--- BEGIN Stored rows ---

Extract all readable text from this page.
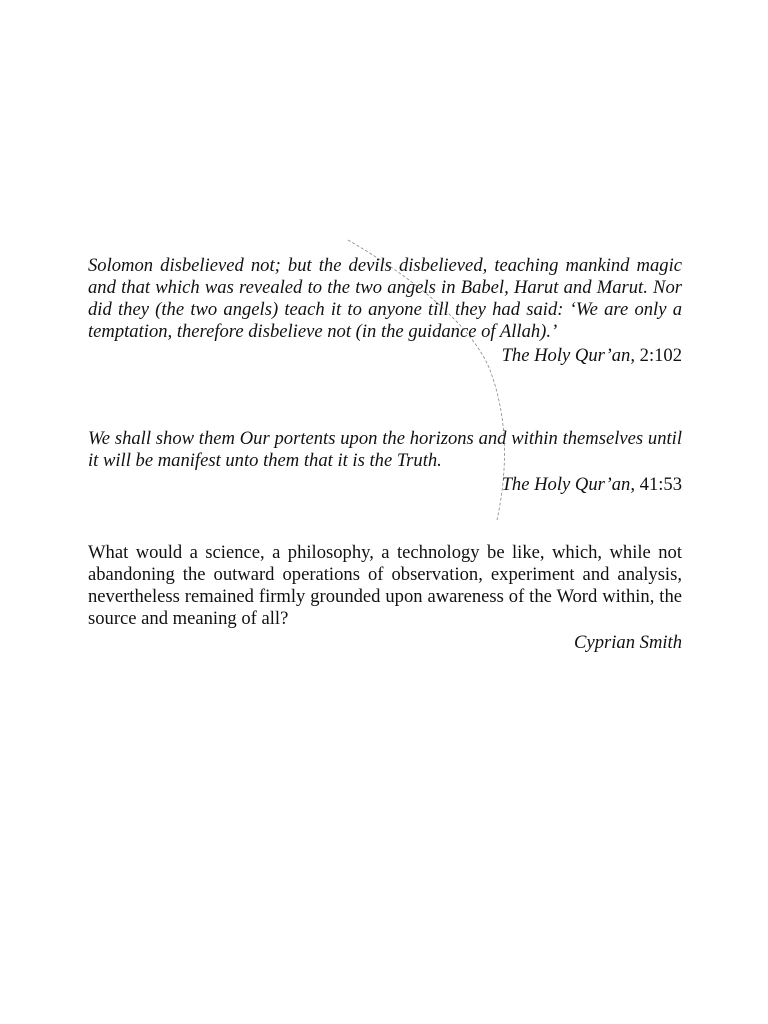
Solomon disbelieved not; but the devils disbelieved, teaching mankind magic and that which was revealed to the two angels in Babel, Harut and Marut. Nor did they (the two angels) teach it to anyone till they had said: ‘We are only a temptation, therefore disbelieve not (in the guidance of Allah).’

The Holy Qur’an, 2:102

We shall show them Our portents upon the horizons and within themselves until it will be manifest unto them that it is the Truth.

The Holy Qur’an, 41:53

What would a science, a philosophy, a technology be like, which, while not abandoning the outward operations of observation, experiment and analysis, nevertheless remained firmly grounded upon awareness of the Word within, the source and meaning of all?

Cyprian Smith
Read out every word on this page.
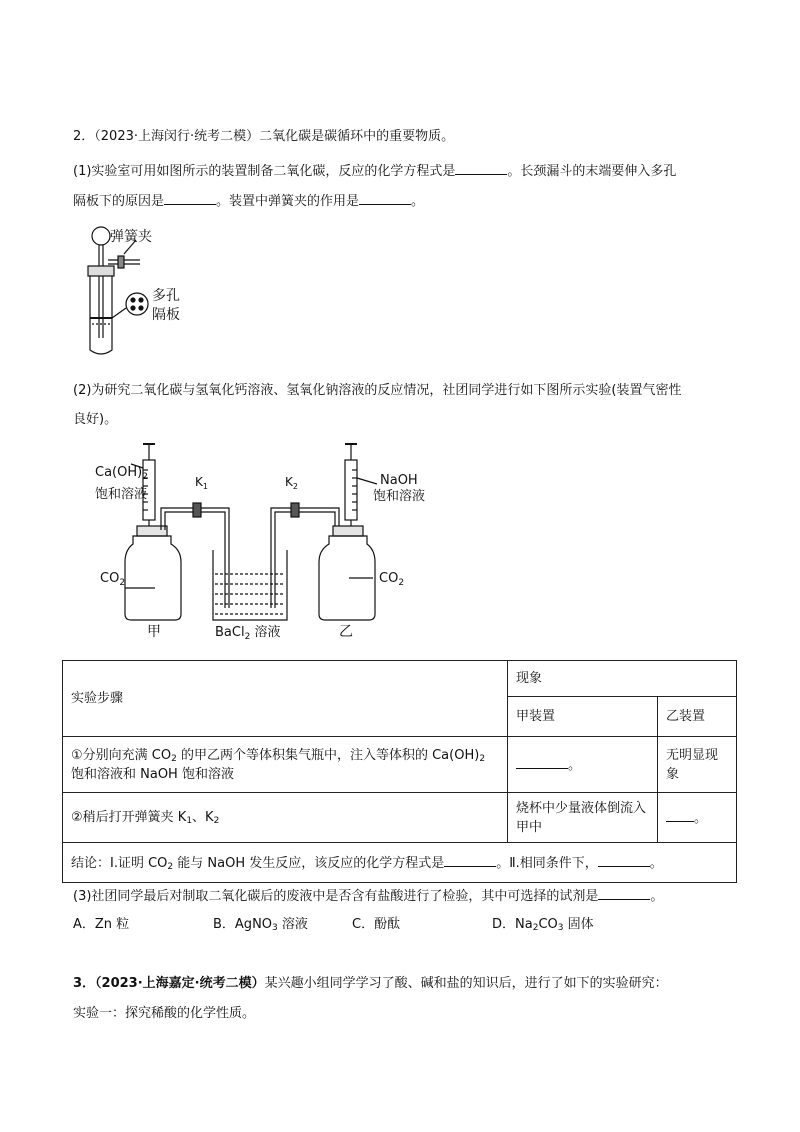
2．（2023·上海闵行·统考二模）二氧化碳是碳循环中的重要物质。
(1)实验室可用如图所示的装置制备二氧化碳，反应的化学方程式是	。长颈漏斗的末端要伸入多孔
隔板下的原因是	。装置中弹簧夹的作用是	。
弹簧夹
多孔
隔板
(2)为研究二氧化碳与氢氧化钙溶液、氢氧化钠溶液的反应情况，社团同学进行如下图所示实验(装置气密性
良好)。
$Ca(OH)_2$
饱和溶液
NaOH
饱和溶液
$K_1$	$K_2$
$CO_2$	$CO_2$
甲	乙
BaCl$_2$ 溶液
实验步骤	现象	
	甲装置	乙装置
①分别向充满 $CO_2$ 的甲乙两个等体积集气瓶中，注入等体积的 $Ca(OH)_2$
饱和溶液和 NaOH 饱和溶液	。	无明显现象
②稍后打开弹簧夹 $K_1$、$K_2$	烧杯中少量液体倒流入甲中	。
结论：Ⅰ.证明 $CO_2$ 能与 NaOH 发生反应，该反应的化学方程式是 。Ⅱ.相同条件下， 。		
(3)社团同学最后对制取二氧化碳后的废液中是否含有盐酸进行了检验，其中可选择的试剂是	。
A．Zn 粒	B．AgNO$_3$ 溶液	C．酚酞	D．$Na_2CO_3$ 固体
3．（2023·上海嘉定·统考二模）某兴趣小组同学学习了酸、碱和盐的知识后，进行了如下的实验研究：
实验一：探究稀酸的化学性质。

--- END Stored rows ---

:: Challenge ::
Set down only the lines running from the line with "Read out every word on this page." to the end of the entries, inclusive; omit every picture.

:: Problem solution ::
Read out every word on this page.
2．（2023·上海闵行·统考二模）二氧化碳是碳循环中的重要物质。
(1)实验室可用如图所示的装置制备二氧化碳，反应的化学方程式是	。长颈漏斗的末端要伸入多孔
隔板下的原因是	。装置中弹簧夹的作用是	。
弹簧夹
多孔
隔板
(2)为研究二氧化碳与氢氧化钙溶液、氢氧化钠溶液的反应情况，社团同学进行如下图所示实验(装置气密性
良好)。
$Ca(OH)_2$
饱和溶液
NaOH
饱和溶液
$K_1$	$K_2$
$CO_2$	$CO_2$
甲	乙
BaCl$_2$ 溶液
实验步骤	现象	
	甲装置	乙装置
①分别向充满 $CO_2$ 的甲乙两个等体积集气瓶中，注入等体积的 $Ca(OH)_2$
饱和溶液和 NaOH 饱和溶液	。	无明显现象
②稍后打开弹簧夹 $K_1$、$K_2$	烧杯中少量液体倒流入甲中	。
结论：Ⅰ.证明 $CO_2$ 能与 NaOH 发生反应，该反应的化学方程式是 。Ⅱ.相同条件下， 。		
(3)社团同学最后对制取二氧化碳后的废液中是否含有盐酸进行了检验，其中可选择的试剂是	。
A．Zn 粒	B．AgNO$_3$ 溶液	C．酚酞	D．$Na_2CO_3$ 固体
3．（2023·上海嘉定·统考二模）某兴趣小组同学学习了酸、碱和盐的知识后，进行了如下的实验研究：
实验一：探究稀酸的化学性质。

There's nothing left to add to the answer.